• Exercise:
Copy each line of the material below that includes the string "model".

• Source material:
^^^^^^^^^^^^^^^^

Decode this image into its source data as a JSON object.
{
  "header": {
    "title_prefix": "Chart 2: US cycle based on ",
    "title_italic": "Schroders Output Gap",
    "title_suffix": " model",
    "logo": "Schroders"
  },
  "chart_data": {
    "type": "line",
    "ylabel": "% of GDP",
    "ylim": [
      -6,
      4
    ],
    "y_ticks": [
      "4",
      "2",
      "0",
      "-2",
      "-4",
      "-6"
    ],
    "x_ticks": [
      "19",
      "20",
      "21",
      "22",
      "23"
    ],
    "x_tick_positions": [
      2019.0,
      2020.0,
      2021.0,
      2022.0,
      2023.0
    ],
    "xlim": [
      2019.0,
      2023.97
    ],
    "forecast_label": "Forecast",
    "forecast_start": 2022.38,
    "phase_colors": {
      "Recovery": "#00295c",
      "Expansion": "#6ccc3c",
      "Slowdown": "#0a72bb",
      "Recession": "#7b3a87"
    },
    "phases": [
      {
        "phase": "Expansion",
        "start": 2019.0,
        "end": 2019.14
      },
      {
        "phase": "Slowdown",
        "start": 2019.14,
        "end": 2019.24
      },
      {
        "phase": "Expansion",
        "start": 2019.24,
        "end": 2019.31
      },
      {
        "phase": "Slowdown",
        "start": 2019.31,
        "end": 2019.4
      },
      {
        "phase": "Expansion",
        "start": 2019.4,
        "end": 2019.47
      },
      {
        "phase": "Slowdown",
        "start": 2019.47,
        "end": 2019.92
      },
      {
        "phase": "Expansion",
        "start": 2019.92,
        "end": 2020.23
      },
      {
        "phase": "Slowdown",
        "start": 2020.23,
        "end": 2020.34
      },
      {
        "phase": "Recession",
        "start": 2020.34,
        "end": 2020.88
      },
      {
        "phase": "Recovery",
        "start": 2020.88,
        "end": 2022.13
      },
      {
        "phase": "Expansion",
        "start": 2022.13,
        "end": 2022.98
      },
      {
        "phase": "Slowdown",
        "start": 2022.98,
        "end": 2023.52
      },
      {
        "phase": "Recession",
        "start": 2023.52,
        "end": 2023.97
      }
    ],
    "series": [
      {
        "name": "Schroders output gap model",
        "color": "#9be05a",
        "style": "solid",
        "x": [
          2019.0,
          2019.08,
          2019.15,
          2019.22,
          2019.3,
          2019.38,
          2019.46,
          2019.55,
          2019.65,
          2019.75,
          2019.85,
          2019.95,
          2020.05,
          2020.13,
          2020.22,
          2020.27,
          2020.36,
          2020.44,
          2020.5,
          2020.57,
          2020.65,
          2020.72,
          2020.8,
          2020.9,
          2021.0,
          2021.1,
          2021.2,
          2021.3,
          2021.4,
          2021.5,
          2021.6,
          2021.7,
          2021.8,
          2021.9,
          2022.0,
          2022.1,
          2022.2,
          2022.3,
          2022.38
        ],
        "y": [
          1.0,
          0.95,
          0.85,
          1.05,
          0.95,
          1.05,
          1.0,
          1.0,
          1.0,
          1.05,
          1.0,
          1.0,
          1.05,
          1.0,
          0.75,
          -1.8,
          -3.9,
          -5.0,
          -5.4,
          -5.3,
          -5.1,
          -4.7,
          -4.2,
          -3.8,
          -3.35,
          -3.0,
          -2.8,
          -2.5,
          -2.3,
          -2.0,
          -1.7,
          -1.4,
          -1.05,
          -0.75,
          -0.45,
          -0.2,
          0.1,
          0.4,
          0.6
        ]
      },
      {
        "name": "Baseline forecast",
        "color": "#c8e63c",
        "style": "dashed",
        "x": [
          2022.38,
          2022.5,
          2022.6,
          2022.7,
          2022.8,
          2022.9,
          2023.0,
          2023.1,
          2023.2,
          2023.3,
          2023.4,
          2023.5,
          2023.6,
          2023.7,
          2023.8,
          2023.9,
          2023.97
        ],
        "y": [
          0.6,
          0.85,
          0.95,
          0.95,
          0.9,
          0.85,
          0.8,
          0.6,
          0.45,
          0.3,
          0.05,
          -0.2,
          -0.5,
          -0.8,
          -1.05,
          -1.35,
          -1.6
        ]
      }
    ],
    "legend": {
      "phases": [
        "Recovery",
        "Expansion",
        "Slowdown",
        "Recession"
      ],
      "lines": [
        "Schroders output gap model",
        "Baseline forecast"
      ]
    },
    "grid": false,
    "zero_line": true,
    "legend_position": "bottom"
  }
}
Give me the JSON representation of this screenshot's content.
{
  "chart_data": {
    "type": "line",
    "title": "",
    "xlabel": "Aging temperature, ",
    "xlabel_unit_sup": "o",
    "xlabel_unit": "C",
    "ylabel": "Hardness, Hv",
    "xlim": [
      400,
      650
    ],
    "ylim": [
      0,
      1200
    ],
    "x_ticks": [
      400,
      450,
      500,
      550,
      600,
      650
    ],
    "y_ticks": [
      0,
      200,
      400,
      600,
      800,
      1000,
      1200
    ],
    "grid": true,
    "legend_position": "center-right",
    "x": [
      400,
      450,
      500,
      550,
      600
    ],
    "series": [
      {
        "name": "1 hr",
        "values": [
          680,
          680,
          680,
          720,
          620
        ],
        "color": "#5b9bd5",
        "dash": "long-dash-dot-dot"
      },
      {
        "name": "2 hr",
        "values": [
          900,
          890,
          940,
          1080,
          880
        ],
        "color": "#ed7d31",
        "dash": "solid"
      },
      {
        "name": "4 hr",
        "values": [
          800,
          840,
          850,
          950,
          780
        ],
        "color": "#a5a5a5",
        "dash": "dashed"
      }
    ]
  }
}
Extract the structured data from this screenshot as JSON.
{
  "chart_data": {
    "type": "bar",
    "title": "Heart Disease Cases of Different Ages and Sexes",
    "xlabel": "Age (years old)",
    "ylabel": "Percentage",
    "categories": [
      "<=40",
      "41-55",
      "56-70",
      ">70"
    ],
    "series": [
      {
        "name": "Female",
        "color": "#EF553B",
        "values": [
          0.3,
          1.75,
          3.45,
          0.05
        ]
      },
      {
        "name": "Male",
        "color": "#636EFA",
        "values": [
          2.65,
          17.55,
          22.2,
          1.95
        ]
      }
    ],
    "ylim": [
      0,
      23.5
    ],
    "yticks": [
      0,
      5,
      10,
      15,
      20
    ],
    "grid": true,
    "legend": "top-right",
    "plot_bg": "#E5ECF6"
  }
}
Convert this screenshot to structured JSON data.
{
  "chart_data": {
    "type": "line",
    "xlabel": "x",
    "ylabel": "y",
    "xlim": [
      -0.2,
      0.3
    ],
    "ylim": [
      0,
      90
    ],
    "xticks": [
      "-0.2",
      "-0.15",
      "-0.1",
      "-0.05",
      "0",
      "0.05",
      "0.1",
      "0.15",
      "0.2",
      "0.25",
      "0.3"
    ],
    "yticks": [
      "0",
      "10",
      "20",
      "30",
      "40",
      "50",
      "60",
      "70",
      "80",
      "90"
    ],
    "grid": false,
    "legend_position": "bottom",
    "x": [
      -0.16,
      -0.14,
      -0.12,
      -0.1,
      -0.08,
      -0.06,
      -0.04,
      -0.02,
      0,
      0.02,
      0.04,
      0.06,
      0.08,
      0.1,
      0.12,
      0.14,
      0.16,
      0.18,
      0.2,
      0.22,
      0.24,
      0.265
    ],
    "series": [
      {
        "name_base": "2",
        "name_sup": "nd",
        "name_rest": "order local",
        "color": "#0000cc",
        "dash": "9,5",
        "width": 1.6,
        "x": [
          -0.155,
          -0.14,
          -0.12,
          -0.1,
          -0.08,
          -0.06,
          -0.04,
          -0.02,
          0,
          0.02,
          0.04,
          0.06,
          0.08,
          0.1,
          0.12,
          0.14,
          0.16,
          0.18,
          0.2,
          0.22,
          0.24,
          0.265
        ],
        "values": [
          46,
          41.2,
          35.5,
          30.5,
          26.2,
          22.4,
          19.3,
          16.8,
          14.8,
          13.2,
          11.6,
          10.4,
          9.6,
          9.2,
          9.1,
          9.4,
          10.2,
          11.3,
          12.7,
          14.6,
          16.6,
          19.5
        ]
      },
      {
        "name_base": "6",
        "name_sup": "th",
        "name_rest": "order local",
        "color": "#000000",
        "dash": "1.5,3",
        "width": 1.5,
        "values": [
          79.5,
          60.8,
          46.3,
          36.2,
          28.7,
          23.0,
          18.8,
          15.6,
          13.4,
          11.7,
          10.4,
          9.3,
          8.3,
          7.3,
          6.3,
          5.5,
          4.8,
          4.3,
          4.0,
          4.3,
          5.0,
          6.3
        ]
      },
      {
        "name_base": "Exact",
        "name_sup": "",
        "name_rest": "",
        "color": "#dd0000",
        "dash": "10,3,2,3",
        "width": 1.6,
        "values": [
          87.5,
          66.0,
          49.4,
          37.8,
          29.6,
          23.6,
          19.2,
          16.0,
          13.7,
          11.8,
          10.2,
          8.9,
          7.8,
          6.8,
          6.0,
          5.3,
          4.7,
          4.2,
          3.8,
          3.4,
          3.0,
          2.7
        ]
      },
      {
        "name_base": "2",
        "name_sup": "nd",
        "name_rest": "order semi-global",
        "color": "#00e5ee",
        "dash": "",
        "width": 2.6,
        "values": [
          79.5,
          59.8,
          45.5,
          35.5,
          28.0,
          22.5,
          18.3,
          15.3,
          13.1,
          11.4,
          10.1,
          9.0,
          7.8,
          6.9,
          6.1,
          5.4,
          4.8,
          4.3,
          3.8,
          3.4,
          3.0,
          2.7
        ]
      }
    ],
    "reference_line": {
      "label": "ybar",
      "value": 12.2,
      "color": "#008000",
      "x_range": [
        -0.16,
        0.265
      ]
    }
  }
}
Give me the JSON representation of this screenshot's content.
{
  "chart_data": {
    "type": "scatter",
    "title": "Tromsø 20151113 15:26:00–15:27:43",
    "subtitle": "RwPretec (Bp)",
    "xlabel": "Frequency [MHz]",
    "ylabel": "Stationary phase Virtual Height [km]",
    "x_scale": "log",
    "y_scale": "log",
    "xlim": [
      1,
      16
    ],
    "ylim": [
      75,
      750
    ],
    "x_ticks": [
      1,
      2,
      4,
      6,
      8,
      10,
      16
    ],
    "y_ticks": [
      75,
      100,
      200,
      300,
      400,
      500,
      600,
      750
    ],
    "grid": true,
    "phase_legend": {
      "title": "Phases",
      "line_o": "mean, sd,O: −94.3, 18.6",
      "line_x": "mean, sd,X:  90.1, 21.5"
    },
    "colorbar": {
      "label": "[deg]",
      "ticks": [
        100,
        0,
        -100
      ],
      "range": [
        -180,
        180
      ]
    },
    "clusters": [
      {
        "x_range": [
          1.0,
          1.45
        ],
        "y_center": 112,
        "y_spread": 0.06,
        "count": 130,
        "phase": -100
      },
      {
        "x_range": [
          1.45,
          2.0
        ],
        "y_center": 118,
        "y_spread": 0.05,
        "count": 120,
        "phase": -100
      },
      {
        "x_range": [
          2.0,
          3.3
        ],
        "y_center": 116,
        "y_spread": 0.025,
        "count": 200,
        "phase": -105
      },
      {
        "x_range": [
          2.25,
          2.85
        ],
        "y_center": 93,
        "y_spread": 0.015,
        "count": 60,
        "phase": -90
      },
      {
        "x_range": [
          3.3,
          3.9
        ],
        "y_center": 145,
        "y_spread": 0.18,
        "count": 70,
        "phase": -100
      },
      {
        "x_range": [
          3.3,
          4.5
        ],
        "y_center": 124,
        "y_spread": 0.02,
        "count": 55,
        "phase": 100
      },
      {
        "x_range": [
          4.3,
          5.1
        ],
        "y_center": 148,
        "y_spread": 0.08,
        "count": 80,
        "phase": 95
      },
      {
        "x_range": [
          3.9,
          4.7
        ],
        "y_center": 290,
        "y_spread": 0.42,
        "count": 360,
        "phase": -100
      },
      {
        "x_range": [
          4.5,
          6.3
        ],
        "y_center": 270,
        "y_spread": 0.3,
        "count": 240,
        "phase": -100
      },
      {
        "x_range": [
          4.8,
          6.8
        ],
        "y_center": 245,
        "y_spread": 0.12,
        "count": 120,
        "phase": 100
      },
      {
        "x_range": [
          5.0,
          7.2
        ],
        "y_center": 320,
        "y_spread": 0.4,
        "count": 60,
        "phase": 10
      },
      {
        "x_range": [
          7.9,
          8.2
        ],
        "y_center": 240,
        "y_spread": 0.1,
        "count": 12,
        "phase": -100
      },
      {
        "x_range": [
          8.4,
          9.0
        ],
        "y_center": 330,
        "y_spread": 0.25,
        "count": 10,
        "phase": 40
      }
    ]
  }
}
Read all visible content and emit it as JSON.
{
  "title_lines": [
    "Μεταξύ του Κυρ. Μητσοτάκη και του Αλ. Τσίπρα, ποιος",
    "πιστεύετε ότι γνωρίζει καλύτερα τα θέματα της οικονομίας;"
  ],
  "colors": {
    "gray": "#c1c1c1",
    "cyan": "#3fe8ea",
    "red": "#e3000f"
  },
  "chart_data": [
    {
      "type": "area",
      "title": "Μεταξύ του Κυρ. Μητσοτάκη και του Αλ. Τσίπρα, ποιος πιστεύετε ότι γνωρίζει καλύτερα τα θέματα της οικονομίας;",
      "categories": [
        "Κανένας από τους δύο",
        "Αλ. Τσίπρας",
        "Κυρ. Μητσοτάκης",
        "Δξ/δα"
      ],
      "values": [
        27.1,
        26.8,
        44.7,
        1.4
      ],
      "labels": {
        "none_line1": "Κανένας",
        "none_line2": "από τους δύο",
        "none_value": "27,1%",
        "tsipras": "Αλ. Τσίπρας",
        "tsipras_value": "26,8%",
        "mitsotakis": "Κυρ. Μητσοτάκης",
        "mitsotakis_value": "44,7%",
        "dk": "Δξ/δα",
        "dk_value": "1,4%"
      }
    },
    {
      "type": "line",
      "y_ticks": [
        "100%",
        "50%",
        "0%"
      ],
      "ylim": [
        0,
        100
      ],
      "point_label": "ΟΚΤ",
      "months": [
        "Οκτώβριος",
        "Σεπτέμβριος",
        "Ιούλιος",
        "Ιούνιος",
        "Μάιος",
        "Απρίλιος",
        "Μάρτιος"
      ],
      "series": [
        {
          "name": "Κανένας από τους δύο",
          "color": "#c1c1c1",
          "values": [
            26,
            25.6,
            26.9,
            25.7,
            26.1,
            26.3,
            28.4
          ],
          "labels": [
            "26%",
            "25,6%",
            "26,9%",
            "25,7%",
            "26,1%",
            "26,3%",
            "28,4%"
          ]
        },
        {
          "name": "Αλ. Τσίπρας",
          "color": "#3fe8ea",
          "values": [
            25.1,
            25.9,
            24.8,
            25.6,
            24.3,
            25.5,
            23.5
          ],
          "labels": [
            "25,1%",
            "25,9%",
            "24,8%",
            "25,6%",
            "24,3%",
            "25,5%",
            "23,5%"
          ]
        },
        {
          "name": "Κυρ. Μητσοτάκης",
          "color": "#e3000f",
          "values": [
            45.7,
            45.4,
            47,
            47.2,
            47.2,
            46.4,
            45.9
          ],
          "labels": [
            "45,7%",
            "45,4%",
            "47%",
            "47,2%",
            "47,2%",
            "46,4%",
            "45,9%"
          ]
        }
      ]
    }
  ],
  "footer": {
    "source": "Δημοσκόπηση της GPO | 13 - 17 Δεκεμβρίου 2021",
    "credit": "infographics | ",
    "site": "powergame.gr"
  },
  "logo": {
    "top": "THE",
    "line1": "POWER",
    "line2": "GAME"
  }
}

^^^^^^^^^^^^^^^^

• Expected output:
    "title_suffix": " model",
        "name": "Schroders output gap model",
        "Schroders output gap model",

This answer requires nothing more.